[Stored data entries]

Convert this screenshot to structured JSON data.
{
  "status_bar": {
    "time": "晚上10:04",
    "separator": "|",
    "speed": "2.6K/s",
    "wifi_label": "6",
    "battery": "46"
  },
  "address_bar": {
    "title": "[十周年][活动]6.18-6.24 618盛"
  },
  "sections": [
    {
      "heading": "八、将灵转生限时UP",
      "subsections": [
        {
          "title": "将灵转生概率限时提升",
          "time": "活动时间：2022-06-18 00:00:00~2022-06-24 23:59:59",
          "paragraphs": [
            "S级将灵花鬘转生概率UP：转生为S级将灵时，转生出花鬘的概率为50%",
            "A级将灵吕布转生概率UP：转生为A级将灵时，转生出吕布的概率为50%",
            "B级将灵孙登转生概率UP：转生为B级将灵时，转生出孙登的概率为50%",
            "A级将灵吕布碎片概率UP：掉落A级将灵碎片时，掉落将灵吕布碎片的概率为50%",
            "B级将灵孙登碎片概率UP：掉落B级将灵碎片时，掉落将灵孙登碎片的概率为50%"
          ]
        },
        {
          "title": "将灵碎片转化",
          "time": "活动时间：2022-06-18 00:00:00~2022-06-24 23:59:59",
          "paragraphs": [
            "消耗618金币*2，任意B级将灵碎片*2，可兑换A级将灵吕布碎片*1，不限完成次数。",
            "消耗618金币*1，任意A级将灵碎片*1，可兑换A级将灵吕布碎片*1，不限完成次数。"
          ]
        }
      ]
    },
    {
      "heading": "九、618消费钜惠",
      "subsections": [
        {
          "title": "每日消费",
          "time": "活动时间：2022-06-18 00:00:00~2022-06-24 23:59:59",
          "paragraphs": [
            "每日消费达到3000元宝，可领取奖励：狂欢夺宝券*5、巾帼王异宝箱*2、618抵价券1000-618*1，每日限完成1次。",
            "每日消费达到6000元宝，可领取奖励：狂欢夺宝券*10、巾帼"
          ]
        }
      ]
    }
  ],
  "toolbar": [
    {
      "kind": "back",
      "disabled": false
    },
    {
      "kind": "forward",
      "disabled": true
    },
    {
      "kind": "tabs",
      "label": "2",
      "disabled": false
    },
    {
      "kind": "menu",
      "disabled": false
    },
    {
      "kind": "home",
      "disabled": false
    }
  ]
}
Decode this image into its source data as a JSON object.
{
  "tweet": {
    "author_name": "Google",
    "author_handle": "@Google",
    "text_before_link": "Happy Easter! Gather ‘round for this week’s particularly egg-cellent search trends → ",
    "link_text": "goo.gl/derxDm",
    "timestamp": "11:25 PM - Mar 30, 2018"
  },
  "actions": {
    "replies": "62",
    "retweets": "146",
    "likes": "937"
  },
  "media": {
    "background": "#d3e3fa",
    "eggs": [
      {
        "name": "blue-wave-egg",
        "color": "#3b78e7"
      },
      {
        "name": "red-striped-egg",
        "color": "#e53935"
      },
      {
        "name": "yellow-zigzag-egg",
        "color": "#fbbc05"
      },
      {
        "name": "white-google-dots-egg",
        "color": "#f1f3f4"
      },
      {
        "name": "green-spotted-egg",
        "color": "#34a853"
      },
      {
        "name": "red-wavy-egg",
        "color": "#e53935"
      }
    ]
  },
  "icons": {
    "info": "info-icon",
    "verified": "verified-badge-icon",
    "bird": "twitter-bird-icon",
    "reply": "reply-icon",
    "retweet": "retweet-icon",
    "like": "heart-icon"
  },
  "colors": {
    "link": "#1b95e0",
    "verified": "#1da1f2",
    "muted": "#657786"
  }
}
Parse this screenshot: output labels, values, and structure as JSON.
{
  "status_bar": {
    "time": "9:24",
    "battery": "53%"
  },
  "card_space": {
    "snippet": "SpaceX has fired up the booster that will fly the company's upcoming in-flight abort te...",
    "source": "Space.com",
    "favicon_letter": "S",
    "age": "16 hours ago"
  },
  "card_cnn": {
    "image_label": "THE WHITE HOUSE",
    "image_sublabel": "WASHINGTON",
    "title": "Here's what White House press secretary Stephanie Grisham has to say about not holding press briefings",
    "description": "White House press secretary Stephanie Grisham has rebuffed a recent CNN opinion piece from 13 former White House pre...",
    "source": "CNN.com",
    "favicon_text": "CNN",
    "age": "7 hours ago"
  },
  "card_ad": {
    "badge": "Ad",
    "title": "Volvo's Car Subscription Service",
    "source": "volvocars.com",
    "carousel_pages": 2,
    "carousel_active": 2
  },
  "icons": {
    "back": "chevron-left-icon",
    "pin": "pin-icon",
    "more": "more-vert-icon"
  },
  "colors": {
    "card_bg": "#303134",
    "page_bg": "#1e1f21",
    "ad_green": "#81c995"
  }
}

# YOUR GOAL:
On how many lines does the word "狂欢夺宝券" appear? Answer with only the number.

# OUTPUT OF THE EXERCISE:
2